What the exercise asks:
Reproduce every entry exactly and leave its pictures out.

Given information:
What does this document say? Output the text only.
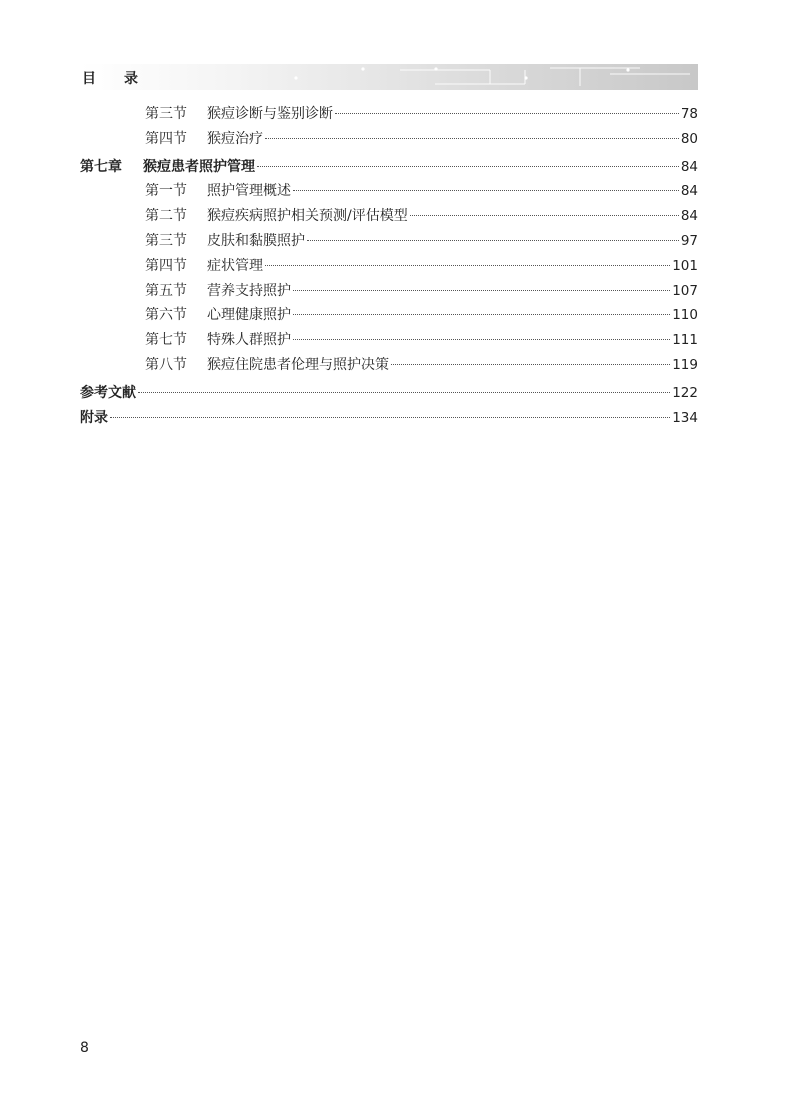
目 录
第三节 猴痘诊断与鉴别诊断	78
第四节 猴痘治疗	80
第七章 猴痘患者照护管理	84
第一节 照护管理概述	84
第二节 猴痘疾病照护相关预测/评估模型	84
第三节 皮肤和黏膜照护	97
第四节 症状管理	101
第五节 营养支持照护	107
第六节 心理健康照护	110
第七节 特殊人群照护	111
第八节 猴痘住院患者伦理与照护决策	119
参考文献	122
附录	134
8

Answer to this problem:
What does this document say? Output the text only.
目 录
第三节 猴痘诊断与鉴别诊断	78
第四节 猴痘治疗	80
第七章 猴痘患者照护管理	84
第一节 照护管理概述	84
第二节 猴痘疾病照护相关预测/评估模型	84
第三节 皮肤和黏膜照护	97
第四节 症状管理	101
第五节 营养支持照护	107
第六节 心理健康照护	110
第七节 特殊人群照护	111
第八节 猴痘住院患者伦理与照护决策	119
参考文献	122
附录	134
8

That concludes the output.